Can you return, unchanged, the lines of the listing from its very first line up to and including the line with "scroll-track[interactable]: [89, 436, 173, 451]"?
— START DATA SHOWN —
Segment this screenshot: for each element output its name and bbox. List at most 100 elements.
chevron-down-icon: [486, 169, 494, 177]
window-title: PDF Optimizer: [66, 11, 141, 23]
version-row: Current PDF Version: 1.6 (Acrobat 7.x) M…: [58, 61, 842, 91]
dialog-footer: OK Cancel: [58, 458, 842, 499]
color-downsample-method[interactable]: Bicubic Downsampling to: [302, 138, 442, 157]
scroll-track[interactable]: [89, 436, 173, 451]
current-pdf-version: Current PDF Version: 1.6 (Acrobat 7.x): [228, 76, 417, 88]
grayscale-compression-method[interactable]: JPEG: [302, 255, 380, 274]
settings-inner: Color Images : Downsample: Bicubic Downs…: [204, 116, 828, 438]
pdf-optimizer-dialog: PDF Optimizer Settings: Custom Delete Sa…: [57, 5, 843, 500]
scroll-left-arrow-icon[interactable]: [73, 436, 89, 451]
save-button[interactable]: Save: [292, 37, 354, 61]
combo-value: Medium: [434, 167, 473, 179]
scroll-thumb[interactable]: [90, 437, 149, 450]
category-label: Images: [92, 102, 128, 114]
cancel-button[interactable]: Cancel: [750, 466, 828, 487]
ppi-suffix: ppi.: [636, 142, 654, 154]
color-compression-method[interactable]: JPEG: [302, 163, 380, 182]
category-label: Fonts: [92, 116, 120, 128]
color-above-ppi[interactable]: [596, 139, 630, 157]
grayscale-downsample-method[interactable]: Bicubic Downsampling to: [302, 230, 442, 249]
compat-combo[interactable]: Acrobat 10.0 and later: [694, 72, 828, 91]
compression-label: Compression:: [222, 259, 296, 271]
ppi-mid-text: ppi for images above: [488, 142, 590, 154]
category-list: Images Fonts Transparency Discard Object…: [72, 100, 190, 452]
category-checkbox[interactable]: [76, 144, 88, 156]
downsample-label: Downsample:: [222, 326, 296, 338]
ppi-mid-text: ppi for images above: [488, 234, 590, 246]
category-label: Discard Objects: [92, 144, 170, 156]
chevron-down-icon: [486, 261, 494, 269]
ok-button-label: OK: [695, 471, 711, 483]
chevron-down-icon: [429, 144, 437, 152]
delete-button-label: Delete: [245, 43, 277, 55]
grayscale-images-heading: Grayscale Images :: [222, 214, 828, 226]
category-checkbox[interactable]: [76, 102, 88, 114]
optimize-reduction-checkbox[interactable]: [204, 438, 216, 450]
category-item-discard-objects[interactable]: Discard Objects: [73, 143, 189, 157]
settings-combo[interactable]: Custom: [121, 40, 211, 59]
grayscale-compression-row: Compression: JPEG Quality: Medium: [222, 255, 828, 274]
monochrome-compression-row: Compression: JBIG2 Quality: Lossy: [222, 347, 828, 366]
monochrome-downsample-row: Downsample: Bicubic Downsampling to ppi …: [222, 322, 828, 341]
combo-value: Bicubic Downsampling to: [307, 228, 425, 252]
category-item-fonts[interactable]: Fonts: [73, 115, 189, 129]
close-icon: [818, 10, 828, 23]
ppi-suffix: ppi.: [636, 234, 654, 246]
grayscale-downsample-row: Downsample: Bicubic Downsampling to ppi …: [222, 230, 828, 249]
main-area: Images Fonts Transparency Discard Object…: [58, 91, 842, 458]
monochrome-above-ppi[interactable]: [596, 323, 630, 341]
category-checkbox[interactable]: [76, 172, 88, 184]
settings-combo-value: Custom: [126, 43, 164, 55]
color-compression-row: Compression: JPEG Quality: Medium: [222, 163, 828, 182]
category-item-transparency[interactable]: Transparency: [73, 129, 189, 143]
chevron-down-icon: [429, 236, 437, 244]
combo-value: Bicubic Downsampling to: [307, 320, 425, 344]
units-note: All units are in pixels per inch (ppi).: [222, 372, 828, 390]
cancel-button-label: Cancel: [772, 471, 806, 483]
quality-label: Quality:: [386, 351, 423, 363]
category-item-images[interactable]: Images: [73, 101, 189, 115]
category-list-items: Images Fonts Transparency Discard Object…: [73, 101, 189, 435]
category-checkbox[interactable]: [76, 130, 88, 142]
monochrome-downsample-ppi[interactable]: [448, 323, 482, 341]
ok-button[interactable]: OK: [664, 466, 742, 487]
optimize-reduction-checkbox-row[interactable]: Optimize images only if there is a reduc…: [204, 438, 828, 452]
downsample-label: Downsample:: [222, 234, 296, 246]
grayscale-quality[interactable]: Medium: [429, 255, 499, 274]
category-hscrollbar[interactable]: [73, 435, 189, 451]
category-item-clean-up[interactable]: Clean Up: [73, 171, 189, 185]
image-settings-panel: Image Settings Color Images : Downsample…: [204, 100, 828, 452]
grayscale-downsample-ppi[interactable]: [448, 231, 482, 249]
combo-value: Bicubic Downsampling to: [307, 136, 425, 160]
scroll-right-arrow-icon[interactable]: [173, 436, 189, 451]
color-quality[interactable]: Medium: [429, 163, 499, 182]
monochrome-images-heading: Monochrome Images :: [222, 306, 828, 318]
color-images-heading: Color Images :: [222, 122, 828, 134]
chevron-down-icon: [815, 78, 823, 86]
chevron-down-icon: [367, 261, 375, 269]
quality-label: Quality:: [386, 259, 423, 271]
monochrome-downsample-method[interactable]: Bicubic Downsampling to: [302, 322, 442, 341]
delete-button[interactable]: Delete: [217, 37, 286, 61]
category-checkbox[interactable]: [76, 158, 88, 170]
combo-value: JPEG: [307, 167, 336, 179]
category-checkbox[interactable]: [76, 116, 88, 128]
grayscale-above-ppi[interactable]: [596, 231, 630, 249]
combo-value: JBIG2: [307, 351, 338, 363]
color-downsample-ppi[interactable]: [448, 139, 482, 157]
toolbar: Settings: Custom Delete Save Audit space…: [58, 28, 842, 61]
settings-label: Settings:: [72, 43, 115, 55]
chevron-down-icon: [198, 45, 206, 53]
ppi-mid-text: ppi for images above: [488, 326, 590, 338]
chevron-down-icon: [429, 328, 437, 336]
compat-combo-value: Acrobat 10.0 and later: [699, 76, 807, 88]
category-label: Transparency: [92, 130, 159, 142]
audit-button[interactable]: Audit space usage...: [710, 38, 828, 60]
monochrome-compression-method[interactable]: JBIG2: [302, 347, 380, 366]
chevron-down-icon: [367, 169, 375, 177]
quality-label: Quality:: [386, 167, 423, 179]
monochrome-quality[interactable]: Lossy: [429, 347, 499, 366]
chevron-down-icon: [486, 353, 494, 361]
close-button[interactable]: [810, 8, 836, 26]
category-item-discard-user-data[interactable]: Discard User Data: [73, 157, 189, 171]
— END DATA SHOWN —
> [EXERCISE RESULT]:
Segment this screenshot: for each element output its name and bbox. List at most 100 elements.
chevron-down-icon: [486, 169, 494, 177]
window-title: PDF Optimizer: [66, 11, 141, 23]
version-row: Current PDF Version: 1.6 (Acrobat 7.x) M…: [58, 61, 842, 91]
dialog-footer: OK Cancel: [58, 458, 842, 499]
color-downsample-method[interactable]: Bicubic Downsampling to: [302, 138, 442, 157]
scroll-track[interactable]: [89, 436, 173, 451]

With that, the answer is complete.